Estratto fornito:
========================================

26 marzo 1971: l’omicidio Floris segna la fine della 22 ottobre

Due ragazzi in bianco e nero, una Lambretta, una pistola spianata. E un corpo senza vita a terra. È uno degli scatti più famosi degli anni Settanta, quello dell’omicidio del portavalori Alessandro Floris, ucciso a 31 anni durante un’azione di «autofinanziamento» del Gruppo XXII ottobre. È il 26 marzo 1971, una mattinata di sole in via Bernardo Castello, nel pieno centro di Genova. Alle 10.30 un fattorino portavalori attraversa la strada: ha una borsa piena di contanti, soldi dell’Istituto Autonomo Case Popolari. Due giovani lo aggrediscono, il commesso reagisce, parte un colpo di calibro 38. I rapinatori fuggono a bordo di una Lambretta verde, mentre il corpo di Floris resta a terra in una pozza di sangue Affacciato alla finestra, richiamato dagli spari, uno studente universitario fotografa il tutto: gli scatti di Ilio Galletta fanno il giro del mondo. E diventano il simbolo di un decennio

L’intervista che Mente Locale, un portale genovese di informazione sul tempo libero, dedica a Donatella Alfonso per presentare il suo volume sulla banda “Animali di periferia”, è preziosa perché offre per la prima volta la completa sequenza del rollino fotografico. Quella che vediamo sopra e che è passata alla storia come l’attimo in cui Rossi spara a Floris è invece una foto successiva, con il fattorino già ferito a terra e il rapinatore che punta l’arma contro altri eventuali inseguitori.

========================================

Dati forniti:
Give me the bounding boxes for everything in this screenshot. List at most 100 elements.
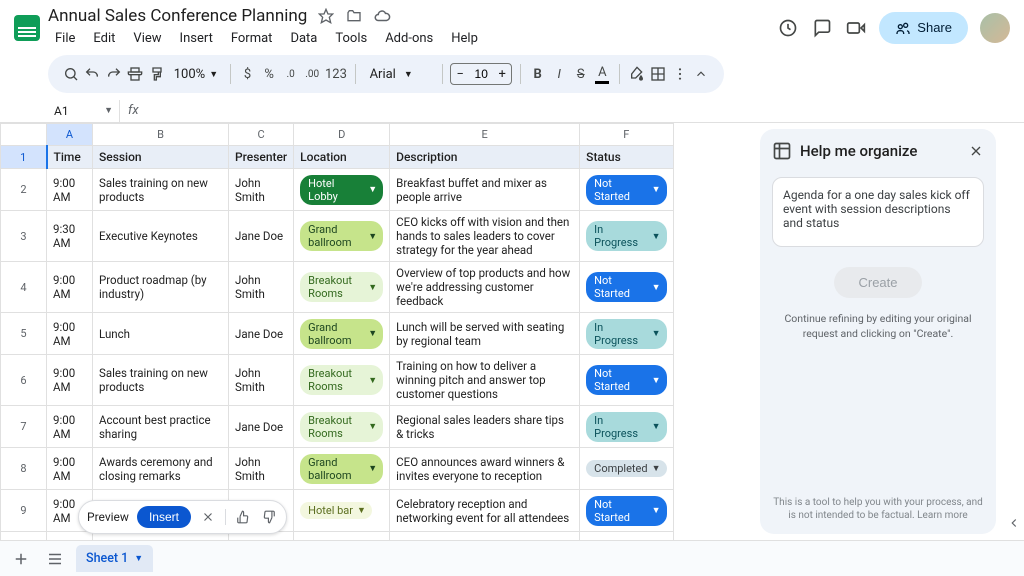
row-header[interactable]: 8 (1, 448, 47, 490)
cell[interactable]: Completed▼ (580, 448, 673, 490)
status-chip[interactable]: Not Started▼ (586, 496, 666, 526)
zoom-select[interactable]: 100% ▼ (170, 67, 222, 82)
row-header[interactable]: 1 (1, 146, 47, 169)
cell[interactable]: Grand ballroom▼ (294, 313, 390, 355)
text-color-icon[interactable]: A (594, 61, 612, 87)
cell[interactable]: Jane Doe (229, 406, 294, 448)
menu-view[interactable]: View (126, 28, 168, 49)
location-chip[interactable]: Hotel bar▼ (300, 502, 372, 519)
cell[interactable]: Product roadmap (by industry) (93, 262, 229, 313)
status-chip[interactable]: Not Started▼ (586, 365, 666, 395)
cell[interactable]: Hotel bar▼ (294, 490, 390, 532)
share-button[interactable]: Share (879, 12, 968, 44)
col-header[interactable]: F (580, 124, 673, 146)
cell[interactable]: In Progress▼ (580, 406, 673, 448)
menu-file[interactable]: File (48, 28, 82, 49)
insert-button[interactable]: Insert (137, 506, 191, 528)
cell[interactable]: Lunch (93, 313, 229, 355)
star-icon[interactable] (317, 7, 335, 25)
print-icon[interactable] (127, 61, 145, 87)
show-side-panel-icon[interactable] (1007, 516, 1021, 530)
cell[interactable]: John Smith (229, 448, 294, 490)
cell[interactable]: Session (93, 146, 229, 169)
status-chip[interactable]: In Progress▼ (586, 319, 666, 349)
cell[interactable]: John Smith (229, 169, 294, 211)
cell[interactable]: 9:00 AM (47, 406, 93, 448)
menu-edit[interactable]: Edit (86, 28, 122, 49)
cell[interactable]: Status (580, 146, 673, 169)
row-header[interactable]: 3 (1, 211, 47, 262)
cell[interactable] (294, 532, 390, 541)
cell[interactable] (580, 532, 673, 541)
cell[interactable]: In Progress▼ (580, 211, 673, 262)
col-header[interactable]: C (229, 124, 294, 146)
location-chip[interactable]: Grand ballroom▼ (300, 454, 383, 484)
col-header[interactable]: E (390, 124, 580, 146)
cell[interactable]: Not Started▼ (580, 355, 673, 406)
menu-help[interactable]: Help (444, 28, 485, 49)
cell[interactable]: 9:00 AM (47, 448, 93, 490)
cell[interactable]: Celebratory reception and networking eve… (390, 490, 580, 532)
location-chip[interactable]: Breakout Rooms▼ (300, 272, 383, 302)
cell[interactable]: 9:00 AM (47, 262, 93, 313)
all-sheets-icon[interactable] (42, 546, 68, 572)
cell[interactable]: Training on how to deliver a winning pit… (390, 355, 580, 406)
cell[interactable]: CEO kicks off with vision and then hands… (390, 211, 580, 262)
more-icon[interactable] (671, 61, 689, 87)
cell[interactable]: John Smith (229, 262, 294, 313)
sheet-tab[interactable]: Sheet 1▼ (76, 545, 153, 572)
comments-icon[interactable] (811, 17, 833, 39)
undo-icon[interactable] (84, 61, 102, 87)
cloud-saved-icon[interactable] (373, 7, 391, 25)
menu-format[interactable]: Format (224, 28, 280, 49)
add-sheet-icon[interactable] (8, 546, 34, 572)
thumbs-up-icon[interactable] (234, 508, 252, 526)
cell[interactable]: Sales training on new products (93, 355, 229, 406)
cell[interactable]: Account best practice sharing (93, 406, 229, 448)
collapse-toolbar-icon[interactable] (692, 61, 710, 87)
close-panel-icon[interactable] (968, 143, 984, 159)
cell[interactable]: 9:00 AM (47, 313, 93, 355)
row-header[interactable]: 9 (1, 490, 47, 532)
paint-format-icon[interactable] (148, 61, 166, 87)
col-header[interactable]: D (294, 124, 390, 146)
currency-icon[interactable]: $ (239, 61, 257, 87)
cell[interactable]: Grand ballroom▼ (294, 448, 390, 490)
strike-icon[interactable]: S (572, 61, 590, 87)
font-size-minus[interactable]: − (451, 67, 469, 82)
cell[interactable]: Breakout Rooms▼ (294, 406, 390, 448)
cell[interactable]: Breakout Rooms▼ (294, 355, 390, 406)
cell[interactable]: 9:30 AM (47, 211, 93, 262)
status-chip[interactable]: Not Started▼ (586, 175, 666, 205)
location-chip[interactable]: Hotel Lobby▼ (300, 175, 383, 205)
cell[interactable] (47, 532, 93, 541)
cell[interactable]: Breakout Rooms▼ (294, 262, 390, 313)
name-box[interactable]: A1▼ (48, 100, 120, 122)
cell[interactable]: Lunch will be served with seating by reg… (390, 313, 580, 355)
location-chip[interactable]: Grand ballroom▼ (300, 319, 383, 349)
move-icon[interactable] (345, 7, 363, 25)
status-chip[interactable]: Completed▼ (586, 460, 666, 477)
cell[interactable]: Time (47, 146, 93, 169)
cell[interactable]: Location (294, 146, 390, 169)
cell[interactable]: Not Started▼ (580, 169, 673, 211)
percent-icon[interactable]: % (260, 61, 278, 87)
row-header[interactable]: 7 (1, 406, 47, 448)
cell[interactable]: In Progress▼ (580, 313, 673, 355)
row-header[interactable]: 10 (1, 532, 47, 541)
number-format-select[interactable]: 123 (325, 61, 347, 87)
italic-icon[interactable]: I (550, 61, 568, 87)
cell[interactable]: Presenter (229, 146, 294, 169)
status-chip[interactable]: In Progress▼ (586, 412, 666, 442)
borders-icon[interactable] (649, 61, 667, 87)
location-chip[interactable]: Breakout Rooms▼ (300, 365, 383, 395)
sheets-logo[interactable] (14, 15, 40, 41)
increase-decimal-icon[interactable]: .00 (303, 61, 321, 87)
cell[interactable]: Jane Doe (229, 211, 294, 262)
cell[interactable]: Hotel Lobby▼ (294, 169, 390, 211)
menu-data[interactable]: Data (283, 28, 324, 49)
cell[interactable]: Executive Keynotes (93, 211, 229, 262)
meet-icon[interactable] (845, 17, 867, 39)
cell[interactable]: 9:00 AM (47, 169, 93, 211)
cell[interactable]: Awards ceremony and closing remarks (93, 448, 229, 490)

========================================

Richiesta 1:
Secondo l'estratto sull'omicidio Floris, chi scattò le fotografie della rapina?
Richiesta 2:
Ricopia parola per parola il passo dell'estratto sull'omicidio Floris compreso tra "L’intervista che Mente" e "altri eventuali inseguitori.", estremi inclusi.
Per rispondere basati unicamente sul testo dell'estratto.

Risposta completa 1:
Le scattò Ilio Galletta, uno studente universitario affacciato alla finestra.

Risposta completa 2:
L’intervista che Mente Locale, un portale genovese di informazione sul tempo libero, dedica a Donatella Alfonso per presentare il suo volume sulla banda “Animali di periferia”, è preziosa perché offre per la prima volta la completa sequenza del rollino fotografico. Quella che vediamo sopra e che è passata alla storia come l’attimo in cui Rossi spara a Floris è invece una foto successiva, con il fattorino già ferito a terra e il rapinatore che punta l’arma contro altri eventuali inseguitori.